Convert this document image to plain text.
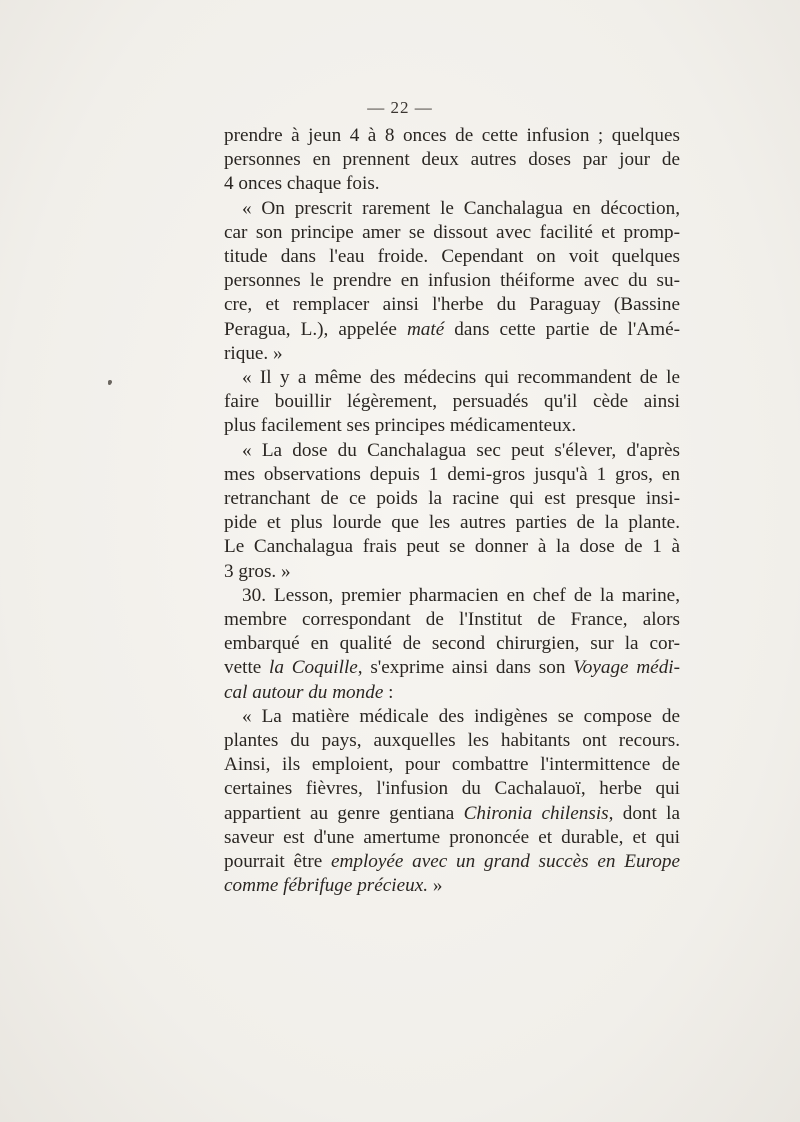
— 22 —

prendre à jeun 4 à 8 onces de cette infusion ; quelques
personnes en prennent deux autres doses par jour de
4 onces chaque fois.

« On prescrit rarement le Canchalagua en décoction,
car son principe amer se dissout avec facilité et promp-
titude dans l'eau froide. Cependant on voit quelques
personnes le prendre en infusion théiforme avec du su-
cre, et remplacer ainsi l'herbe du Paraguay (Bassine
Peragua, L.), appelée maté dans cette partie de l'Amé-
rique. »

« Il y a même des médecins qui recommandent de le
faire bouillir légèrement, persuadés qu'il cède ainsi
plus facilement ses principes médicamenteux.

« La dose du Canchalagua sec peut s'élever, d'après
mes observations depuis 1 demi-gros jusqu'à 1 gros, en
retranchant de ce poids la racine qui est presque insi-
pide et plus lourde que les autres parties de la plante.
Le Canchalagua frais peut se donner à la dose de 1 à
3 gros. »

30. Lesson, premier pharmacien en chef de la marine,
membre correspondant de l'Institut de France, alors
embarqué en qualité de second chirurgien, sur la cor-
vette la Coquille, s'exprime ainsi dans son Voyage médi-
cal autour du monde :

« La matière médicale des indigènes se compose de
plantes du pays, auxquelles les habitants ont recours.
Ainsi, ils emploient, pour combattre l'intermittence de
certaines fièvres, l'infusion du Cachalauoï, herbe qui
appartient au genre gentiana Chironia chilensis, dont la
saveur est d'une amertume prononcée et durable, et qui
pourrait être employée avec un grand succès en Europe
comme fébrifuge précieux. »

■ ■ ■

Above are the records; copy every line in them that holds the word "prendre".

__Result of the exercise__:
prendre à jeun 4 à 8 onces de cette infusion ; quelques
personnes le prendre en infusion théiforme avec du su-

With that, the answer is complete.